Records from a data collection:

>> START

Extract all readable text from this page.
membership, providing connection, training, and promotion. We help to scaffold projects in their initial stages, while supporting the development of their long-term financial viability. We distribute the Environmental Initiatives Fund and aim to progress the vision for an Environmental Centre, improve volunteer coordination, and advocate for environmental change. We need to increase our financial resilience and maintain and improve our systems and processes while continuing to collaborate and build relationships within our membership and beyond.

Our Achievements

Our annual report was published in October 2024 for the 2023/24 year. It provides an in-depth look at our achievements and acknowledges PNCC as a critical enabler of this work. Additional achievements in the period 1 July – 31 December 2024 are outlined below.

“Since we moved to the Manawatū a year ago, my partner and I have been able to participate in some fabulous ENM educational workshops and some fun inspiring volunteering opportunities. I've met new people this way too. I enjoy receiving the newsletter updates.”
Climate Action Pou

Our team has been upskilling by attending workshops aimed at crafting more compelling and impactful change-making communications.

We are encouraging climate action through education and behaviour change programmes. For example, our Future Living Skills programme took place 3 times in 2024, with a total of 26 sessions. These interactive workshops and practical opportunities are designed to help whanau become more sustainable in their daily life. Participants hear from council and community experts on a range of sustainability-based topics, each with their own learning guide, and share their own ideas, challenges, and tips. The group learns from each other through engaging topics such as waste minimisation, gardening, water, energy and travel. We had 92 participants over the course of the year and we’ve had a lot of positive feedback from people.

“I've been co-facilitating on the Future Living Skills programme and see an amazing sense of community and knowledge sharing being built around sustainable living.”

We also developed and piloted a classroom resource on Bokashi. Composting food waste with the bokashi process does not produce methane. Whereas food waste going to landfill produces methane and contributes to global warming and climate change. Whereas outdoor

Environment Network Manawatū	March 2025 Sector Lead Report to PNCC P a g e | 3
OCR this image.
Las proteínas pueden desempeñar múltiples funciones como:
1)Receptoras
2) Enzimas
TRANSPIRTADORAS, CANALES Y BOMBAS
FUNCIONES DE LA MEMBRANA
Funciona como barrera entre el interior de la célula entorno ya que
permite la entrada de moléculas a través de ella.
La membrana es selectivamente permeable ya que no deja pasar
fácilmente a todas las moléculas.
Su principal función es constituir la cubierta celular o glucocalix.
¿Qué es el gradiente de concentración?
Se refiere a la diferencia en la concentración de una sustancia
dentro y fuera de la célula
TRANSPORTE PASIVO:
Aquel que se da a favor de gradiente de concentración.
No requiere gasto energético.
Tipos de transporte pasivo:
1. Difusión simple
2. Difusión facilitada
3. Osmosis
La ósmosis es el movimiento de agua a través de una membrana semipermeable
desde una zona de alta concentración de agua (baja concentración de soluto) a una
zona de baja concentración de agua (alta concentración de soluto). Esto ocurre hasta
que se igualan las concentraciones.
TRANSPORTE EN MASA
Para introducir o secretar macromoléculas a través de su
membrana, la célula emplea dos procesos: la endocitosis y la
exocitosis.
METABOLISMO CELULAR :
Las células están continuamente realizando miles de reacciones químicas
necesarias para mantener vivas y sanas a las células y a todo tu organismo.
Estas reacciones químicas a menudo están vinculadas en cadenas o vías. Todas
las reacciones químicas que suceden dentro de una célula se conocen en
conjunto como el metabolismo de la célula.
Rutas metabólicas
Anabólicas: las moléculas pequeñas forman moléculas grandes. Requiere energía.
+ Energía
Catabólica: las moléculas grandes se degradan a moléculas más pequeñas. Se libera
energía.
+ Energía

>> END

TASK TO CARRY OUT:
Gather all lines with the string "zona" from the data.

IN RESPONSE:
desde una zona de alta concentración de agua (baja concentración de soluto) a una
zona de baja concentración de agua (alta concentración de soluto). Esto ocurre hasta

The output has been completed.